**Set exercise**
Below are the entries; state how many of their lines contain the string "this", and nothing more.

══════════════════════════════

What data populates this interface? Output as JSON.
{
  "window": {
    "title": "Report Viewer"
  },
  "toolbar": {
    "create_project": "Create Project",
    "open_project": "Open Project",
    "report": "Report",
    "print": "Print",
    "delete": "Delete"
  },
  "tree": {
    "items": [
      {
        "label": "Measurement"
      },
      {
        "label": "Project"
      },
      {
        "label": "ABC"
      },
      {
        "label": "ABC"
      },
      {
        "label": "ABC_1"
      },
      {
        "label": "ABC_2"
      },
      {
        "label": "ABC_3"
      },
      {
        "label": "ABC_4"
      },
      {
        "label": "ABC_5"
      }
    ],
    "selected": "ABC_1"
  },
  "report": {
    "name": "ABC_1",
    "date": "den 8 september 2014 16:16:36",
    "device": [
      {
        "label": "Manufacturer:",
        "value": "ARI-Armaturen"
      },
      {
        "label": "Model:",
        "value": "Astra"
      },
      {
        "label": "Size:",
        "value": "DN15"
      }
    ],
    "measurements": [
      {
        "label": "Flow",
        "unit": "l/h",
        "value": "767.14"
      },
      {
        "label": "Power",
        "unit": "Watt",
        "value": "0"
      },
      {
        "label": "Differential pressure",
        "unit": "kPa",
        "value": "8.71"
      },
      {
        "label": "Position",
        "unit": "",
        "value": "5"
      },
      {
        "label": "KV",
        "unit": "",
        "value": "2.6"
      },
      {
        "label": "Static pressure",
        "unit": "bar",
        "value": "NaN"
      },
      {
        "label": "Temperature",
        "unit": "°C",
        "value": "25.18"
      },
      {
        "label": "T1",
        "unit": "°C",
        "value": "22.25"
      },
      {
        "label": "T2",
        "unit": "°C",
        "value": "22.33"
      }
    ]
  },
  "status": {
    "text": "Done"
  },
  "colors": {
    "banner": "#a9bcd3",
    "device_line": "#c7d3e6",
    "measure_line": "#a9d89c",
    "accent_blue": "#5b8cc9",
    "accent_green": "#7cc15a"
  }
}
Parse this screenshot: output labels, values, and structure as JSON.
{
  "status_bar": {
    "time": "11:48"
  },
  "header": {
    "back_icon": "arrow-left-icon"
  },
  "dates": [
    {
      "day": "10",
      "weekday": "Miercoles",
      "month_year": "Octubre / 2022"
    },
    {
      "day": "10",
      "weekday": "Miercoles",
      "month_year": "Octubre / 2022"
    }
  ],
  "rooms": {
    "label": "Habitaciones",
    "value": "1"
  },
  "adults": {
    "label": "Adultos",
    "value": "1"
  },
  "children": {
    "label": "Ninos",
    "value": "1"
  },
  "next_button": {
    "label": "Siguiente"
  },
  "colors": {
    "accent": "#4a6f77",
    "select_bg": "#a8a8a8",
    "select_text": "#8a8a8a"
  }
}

══════════════════════════════

**The reply**
2